*Stated goal:*
Your task is to copy the listing exactly. Drop any pictures from the copy.

%%

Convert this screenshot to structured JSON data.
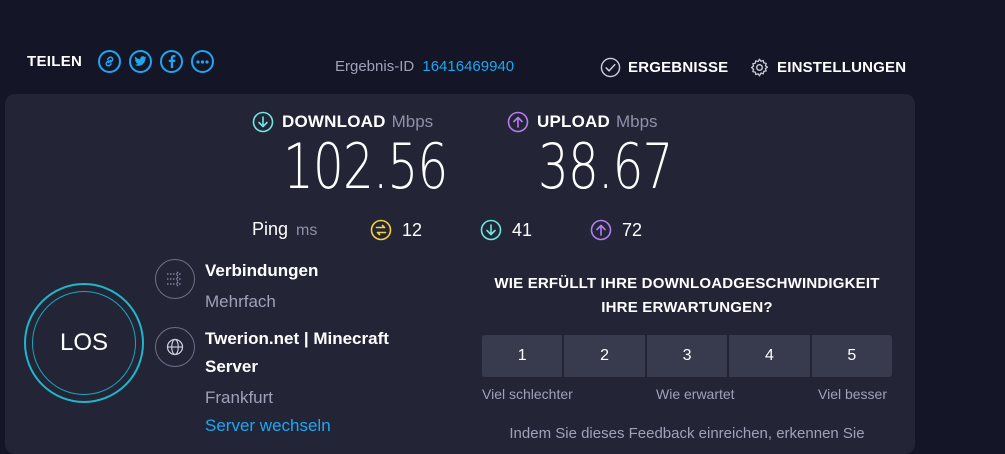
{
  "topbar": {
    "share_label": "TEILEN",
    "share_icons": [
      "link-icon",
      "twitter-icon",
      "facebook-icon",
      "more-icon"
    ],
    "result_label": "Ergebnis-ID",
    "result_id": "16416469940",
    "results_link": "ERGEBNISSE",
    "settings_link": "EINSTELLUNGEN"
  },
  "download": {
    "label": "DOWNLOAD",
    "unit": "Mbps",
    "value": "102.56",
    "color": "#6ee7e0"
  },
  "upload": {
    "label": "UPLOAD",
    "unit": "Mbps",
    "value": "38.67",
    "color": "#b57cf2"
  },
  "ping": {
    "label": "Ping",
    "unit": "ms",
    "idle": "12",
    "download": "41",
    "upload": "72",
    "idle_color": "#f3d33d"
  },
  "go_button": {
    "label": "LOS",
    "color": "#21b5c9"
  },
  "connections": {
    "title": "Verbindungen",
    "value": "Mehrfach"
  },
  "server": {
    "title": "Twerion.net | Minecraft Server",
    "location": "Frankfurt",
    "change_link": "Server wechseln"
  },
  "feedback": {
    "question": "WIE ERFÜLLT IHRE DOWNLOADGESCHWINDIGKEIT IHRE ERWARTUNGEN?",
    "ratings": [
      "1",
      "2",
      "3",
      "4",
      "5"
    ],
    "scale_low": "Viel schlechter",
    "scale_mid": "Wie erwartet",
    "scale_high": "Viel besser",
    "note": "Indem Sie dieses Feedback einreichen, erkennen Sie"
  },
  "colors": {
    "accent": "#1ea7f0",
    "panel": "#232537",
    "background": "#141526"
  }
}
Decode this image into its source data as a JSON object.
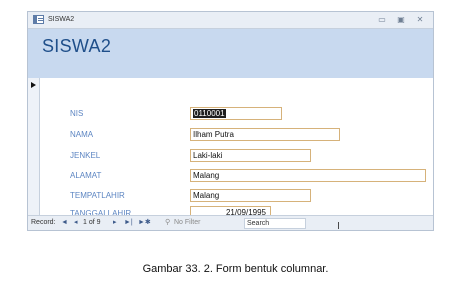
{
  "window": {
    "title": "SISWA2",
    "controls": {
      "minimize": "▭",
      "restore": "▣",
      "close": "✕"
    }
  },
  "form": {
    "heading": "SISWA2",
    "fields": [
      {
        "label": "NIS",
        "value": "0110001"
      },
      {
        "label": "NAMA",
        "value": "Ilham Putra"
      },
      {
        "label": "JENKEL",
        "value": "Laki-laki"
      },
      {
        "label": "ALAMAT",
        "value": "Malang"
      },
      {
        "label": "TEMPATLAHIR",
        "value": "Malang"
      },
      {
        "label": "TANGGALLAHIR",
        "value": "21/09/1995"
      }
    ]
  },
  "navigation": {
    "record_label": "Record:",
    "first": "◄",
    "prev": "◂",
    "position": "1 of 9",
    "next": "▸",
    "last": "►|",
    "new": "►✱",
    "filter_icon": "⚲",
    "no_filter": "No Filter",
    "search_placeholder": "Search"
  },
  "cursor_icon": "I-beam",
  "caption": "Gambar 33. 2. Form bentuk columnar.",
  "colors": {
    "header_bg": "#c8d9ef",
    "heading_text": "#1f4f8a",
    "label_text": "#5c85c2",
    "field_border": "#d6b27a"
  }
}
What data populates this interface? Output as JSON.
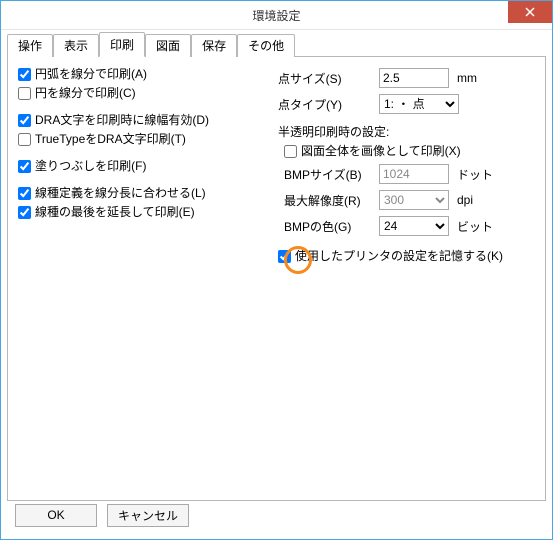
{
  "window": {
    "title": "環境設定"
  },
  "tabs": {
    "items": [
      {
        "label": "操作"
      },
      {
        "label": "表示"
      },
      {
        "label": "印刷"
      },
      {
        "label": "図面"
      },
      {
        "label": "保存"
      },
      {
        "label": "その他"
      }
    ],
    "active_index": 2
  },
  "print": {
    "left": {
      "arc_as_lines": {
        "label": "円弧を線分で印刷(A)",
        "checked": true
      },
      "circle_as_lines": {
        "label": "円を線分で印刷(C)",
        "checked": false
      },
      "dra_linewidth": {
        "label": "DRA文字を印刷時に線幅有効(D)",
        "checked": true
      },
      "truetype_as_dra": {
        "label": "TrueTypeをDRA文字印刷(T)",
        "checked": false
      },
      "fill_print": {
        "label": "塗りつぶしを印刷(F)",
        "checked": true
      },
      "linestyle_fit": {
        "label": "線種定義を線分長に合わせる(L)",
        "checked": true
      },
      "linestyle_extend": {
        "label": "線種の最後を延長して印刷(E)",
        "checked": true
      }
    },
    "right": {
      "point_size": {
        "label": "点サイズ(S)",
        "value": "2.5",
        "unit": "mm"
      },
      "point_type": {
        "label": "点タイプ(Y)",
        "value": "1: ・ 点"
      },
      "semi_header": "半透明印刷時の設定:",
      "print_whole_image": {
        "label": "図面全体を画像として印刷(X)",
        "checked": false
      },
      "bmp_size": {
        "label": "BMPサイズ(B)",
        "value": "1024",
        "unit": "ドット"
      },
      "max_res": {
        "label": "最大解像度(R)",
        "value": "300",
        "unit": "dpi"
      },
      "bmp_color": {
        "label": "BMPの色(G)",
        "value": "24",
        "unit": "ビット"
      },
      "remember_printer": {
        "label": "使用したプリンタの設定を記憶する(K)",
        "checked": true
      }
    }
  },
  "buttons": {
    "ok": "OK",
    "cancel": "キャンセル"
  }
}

%%

*Exercise result:*
Convert this screenshot to structured JSON data.
{
  "topbar": {
    "share_label": "TEILEN",
    "share_icons": [
      "link-icon",
      "twitter-icon",
      "facebook-icon",
      "more-icon"
    ],
    "result_label": "Ergebnis-ID",
    "result_id": "16416469940",
    "results_link": "ERGEBNISSE",
    "settings_link": "EINSTELLUNGEN"
  },
  "download": {
    "label": "DOWNLOAD",
    "unit": "Mbps",
    "value": "102.56",
    "color": "#6ee7e0"
  },
  "upload": {
    "label": "UPLOAD",
    "unit": "Mbps",
    "value": "38.67",
    "color": "#b57cf2"
  },
  "ping": {
    "label": "Ping",
    "unit": "ms",
    "idle": "12",
    "download": "41",
    "upload": "72",
    "idle_color": "#f3d33d"
  },
  "go_button": {
    "label": "LOS",
    "color": "#21b5c9"
  },
  "connections": {
    "title": "Verbindungen",
    "value": "Mehrfach"
  },
  "server": {
    "title": "Twerion.net | Minecraft Server",
    "location": "Frankfurt",
    "change_link": "Server wechseln"
  },
  "feedback": {
    "question": "WIE ERFÜLLT IHRE DOWNLOADGESCHWINDIGKEIT IHRE ERWARTUNGEN?",
    "ratings": [
      "1",
      "2",
      "3",
      "4",
      "5"
    ],
    "scale_low": "Viel schlechter",
    "scale_mid": "Wie erwartet",
    "scale_high": "Viel besser",
    "note": "Indem Sie dieses Feedback einreichen, erkennen Sie"
  },
  "colors": {
    "accent": "#1ea7f0",
    "panel": "#232537",
    "background": "#141526"
  }
}
Decode this image into its source data as a JSON object.
{
  "window": {
    "title": "SISWA2",
    "controls": {
      "minimize": "▭",
      "restore": "▣",
      "close": "✕"
    }
  },
  "form": {
    "heading": "SISWA2",
    "fields": [
      {
        "label": "NIS",
        "value": "0110001"
      },
      {
        "label": "NAMA",
        "value": "Ilham Putra"
      },
      {
        "label": "JENKEL",
        "value": "Laki-laki"
      },
      {
        "label": "ALAMAT",
        "value": "Malang"
      },
      {
        "label": "TEMPATLAHIR",
        "value": "Malang"
      },
      {
        "label": "TANGGALLAHIR",
        "value": "21/09/1995"
      }
    ]
  },
  "navigation": {
    "record_label": "Record:",
    "first": "◄",
    "prev": "◂",
    "position": "1 of 9",
    "next": "▸",
    "last": "►|",
    "new": "►✱",
    "filter_icon": "⚲",
    "no_filter": "No Filter",
    "search_placeholder": "Search"
  },
  "cursor_icon": "I-beam",
  "caption": "Gambar 33. 2. Form bentuk columnar.",
  "colors": {
    "header_bg": "#c8d9ef",
    "heading_text": "#1f4f8a",
    "label_text": "#5c85c2",
    "field_border": "#d6b27a"
  }
}
What data populates this interface? Output as JSON.
{
  "window": {
    "title": "環境設定"
  },
  "tabs": {
    "items": [
      {
        "label": "操作"
      },
      {
        "label": "表示"
      },
      {
        "label": "印刷"
      },
      {
        "label": "図面"
      },
      {
        "label": "保存"
      },
      {
        "label": "その他"
      }
    ],
    "active_index": 2
  },
  "print": {
    "left": {
      "arc_as_lines": {
        "label": "円弧を線分で印刷(A)",
        "checked": true
      },
      "circle_as_lines": {
        "label": "円を線分で印刷(C)",
        "checked": false
      },
      "dra_linewidth": {
        "label": "DRA文字を印刷時に線幅有効(D)",
        "checked": true
      },
      "truetype_as_dra": {
        "label": "TrueTypeをDRA文字印刷(T)",
        "checked": false
      },
      "fill_print": {
        "label": "塗りつぶしを印刷(F)",
        "checked": true
      },
      "linestyle_fit": {
        "label": "線種定義を線分長に合わせる(L)",
        "checked": true
      },
      "linestyle_extend": {
        "label": "線種の最後を延長して印刷(E)",
        "checked": true
      }
    },
    "right": {
      "point_size": {
        "label": "点サイズ(S)",
        "value": "2.5",
        "unit": "mm"
      },
      "point_type": {
        "label": "点タイプ(Y)",
        "value": "1: ・ 点"
      },
      "semi_header": "半透明印刷時の設定:",
      "print_whole_image": {
        "label": "図面全体を画像として印刷(X)",
        "checked": false
      },
      "bmp_size": {
        "label": "BMPサイズ(B)",
        "value": "1024",
        "unit": "ドット"
      },
      "max_res": {
        "label": "最大解像度(R)",
        "value": "300",
        "unit": "dpi"
      },
      "bmp_color": {
        "label": "BMPの色(G)",
        "value": "24",
        "unit": "ビット"
      },
      "remember_printer": {
        "label": "使用したプリンタの設定を記憶する(K)",
        "checked": true
      }
    }
  },
  "buttons": {
    "ok": "OK",
    "cancel": "キャンセル"
  }
}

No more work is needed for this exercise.